Collected data:
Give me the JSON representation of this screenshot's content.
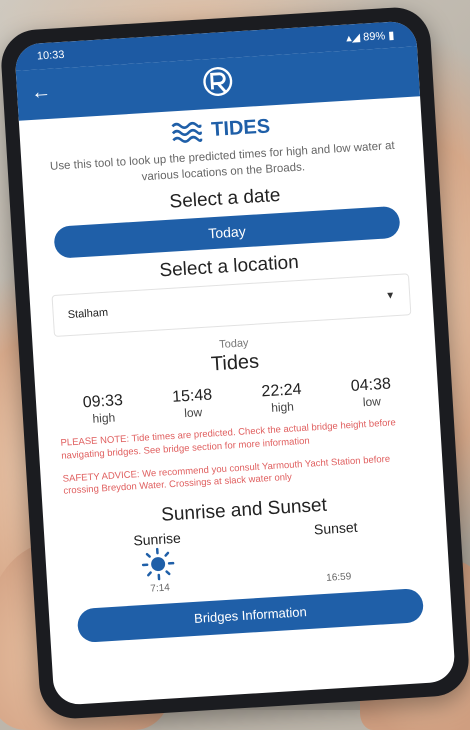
{
  "status": {
    "time": "10:33",
    "battery": "89%"
  },
  "header": {
    "back_icon": "arrow-left-icon",
    "logo_icon": "broads-logo-icon"
  },
  "page": {
    "title": "TIDES",
    "description": "Use this tool to look up the predicted times for high and low water at various locations on the Broads."
  },
  "date": {
    "heading": "Select a date",
    "button": "Today"
  },
  "location": {
    "heading": "Select a location",
    "value": "Stalham"
  },
  "tides": {
    "day": "Today",
    "heading": "Tides",
    "entries": [
      {
        "time": "09:33",
        "level": "high"
      },
      {
        "time": "15:48",
        "level": "low"
      },
      {
        "time": "22:24",
        "level": "high"
      },
      {
        "time": "04:38",
        "level": "low"
      }
    ]
  },
  "notes": {
    "please_note": "PLEASE NOTE: Tide times are predicted. Check the actual bridge height before navigating bridges. See bridge section for more information",
    "safety": "SAFETY ADVICE: We recommend you consult Yarmouth Yacht Station before crossing Breydon Water. Crossings at slack water only"
  },
  "sun": {
    "heading": "Sunrise and Sunset",
    "sunrise_label": "Sunrise",
    "sunrise_time": "7:14",
    "sunset_label": "Sunset",
    "sunset_time": "16:59"
  },
  "footer": {
    "button": "Bridges Information"
  },
  "colors": {
    "primary": "#1f5fa8",
    "warning": "#e06060",
    "sun": "#1f5fa8"
  }
}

Task prompt:
Locate each line with the word "water" and copy it.

Exercise answer:
    "description": "Use this tool to look up the predicted times for high and low water at various locations on the Broads."
    "safety": "SAFETY ADVICE: We recommend you consult Yarmouth Yacht Station before crossing Breydon Water. Crossings at slack water only"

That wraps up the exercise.